→ REQUIREMENT:
For each line below that includes the word "thực", make a copy.

→ SUPPLIED ENTRIES:
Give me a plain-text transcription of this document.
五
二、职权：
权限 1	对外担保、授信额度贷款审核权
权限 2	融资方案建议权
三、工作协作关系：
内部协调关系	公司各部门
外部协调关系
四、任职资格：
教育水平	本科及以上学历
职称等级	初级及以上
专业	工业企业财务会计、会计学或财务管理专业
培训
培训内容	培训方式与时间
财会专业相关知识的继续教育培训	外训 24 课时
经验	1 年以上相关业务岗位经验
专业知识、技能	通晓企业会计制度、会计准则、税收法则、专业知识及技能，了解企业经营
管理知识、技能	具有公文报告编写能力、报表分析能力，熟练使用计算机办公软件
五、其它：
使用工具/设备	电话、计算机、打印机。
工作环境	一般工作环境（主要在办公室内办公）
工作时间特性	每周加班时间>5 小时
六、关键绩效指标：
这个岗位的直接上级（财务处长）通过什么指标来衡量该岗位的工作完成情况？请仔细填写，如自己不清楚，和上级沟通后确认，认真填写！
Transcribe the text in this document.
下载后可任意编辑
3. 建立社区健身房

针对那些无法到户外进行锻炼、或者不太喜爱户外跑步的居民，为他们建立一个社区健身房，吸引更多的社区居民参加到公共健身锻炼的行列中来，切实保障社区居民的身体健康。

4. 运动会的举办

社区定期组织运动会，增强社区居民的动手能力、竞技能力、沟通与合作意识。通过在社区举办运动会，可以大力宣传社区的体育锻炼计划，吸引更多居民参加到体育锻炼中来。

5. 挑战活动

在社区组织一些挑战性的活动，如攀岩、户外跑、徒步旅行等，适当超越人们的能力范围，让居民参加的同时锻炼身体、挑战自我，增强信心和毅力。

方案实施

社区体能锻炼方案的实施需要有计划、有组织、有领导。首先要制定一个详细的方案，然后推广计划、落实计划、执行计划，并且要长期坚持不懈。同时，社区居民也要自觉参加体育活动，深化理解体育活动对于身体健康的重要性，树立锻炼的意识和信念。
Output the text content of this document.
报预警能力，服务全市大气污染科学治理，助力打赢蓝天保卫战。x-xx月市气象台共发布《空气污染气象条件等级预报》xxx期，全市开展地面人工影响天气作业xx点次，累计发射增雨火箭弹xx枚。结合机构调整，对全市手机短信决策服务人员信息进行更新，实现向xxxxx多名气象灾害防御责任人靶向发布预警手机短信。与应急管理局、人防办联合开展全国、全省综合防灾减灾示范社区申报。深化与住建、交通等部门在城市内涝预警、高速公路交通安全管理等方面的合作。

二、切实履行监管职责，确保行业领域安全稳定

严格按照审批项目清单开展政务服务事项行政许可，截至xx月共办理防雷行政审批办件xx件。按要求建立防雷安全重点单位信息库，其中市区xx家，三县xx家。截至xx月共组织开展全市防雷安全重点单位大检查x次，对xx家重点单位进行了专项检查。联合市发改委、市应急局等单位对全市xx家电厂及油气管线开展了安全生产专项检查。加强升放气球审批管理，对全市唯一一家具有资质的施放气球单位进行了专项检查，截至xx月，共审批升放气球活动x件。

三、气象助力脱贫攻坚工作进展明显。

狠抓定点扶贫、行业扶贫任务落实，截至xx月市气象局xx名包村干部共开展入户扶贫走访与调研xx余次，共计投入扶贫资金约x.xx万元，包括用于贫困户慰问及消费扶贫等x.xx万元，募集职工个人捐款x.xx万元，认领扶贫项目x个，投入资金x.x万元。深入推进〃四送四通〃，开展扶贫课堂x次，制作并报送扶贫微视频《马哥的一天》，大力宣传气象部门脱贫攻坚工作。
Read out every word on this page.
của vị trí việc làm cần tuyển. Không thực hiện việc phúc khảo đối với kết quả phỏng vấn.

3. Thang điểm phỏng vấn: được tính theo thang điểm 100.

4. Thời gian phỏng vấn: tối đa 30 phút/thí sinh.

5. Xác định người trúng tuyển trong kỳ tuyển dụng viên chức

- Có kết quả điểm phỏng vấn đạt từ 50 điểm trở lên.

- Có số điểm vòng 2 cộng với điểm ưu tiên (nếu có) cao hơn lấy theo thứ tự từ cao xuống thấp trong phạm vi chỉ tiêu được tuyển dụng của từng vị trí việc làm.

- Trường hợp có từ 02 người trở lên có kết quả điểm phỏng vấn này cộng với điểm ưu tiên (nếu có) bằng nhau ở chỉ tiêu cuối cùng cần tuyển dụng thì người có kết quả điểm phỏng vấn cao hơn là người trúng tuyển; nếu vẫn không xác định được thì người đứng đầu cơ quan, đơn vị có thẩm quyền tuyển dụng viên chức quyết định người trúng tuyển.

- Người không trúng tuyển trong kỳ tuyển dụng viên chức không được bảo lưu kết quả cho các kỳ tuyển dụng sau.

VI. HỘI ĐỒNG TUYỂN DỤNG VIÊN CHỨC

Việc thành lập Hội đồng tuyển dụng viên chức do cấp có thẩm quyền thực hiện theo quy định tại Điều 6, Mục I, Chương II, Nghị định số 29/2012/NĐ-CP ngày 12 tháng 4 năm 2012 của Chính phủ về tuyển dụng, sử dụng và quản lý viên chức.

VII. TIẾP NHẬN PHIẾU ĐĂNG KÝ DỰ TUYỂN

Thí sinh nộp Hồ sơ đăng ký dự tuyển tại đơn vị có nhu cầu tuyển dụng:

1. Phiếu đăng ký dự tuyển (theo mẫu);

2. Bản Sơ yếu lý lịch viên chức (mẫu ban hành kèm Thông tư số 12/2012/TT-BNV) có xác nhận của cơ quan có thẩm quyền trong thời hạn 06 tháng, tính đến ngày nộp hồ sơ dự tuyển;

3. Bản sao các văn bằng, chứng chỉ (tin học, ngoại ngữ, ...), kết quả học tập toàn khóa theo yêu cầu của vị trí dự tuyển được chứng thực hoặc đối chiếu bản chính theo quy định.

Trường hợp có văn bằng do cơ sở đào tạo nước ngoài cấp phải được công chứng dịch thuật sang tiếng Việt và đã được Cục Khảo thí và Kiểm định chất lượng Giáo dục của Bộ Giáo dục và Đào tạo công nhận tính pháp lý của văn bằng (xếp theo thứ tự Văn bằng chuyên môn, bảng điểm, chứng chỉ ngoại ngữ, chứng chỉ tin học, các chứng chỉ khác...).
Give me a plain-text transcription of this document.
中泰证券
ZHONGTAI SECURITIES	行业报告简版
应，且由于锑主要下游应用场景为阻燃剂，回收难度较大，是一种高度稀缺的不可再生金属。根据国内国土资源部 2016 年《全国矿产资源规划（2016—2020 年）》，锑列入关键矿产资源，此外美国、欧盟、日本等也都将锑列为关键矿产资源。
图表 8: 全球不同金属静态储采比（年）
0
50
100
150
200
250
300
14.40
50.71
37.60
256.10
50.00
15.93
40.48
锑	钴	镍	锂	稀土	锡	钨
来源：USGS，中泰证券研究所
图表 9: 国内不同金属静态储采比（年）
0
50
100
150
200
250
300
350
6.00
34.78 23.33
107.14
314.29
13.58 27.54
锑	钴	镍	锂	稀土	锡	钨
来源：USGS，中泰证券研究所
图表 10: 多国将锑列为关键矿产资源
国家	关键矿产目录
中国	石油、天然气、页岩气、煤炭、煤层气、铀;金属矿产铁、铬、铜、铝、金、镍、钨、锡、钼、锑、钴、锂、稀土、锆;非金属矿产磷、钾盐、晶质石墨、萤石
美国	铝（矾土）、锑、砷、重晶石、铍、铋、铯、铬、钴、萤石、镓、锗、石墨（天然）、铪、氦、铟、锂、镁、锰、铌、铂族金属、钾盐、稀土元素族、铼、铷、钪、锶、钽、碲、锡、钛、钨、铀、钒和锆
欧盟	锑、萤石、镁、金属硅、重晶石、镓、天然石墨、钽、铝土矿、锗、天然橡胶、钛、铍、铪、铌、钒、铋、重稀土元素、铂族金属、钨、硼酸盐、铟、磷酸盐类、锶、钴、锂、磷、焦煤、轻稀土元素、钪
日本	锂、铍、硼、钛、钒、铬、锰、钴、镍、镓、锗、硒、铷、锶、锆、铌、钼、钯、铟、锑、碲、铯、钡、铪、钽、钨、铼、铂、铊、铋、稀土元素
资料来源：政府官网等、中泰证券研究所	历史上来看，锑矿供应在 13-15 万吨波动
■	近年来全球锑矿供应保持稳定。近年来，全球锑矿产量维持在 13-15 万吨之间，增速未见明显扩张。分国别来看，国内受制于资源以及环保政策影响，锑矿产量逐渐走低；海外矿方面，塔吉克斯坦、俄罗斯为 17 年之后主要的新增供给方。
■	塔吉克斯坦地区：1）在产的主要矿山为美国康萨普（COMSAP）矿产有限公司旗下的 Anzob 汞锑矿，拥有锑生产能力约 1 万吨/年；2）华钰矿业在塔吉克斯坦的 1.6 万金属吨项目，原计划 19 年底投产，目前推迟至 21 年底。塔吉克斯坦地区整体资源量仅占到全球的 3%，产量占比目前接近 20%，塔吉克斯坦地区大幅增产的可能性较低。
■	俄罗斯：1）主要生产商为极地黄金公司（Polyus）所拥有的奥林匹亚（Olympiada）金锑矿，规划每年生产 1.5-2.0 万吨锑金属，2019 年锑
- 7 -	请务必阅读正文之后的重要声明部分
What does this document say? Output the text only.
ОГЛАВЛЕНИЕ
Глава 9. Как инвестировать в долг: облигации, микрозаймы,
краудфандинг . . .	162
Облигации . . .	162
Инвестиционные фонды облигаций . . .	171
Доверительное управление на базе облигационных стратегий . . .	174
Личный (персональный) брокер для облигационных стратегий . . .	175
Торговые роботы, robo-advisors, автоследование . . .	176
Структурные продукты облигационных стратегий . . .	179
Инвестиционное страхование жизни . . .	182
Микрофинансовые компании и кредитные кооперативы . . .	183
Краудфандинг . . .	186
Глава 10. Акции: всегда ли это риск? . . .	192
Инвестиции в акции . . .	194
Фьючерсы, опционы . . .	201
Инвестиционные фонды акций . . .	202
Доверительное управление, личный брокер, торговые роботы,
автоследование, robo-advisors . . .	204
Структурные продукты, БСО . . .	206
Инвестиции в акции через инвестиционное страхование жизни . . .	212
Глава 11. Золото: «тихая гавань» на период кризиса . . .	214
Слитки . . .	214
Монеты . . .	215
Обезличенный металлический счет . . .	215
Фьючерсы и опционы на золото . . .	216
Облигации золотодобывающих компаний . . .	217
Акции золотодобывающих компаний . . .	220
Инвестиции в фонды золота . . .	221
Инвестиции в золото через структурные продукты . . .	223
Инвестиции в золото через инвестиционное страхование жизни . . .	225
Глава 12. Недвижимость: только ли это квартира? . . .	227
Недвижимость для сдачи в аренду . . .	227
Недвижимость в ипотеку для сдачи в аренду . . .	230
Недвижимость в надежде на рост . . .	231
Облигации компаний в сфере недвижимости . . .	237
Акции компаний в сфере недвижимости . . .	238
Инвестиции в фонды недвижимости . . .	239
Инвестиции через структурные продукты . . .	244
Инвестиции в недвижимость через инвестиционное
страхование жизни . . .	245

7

→ RESULT FOR THIS EXERCISE:
của vị trí việc làm cần tuyển. Không thực hiện việc phúc khảo đối với kết quả phỏng vấn.
Việc thành lập Hội đồng tuyển dụng viên chức do cấp có thẩm quyền thực hiện theo quy định tại Điều 6, Mục I, Chương II, Nghị định số 29/2012/NĐ-CP ngày 12 tháng 4 năm 2012 của Chính phủ về tuyển dụng, sử dụng và quản lý viên chức.
3. Bản sao các văn bằng, chứng chỉ (tin học, ngoại ngữ, ...), kết quả học tập toàn khóa theo yêu cầu của vị trí dự tuyển được chứng thực hoặc đối chiếu bản chính theo quy định.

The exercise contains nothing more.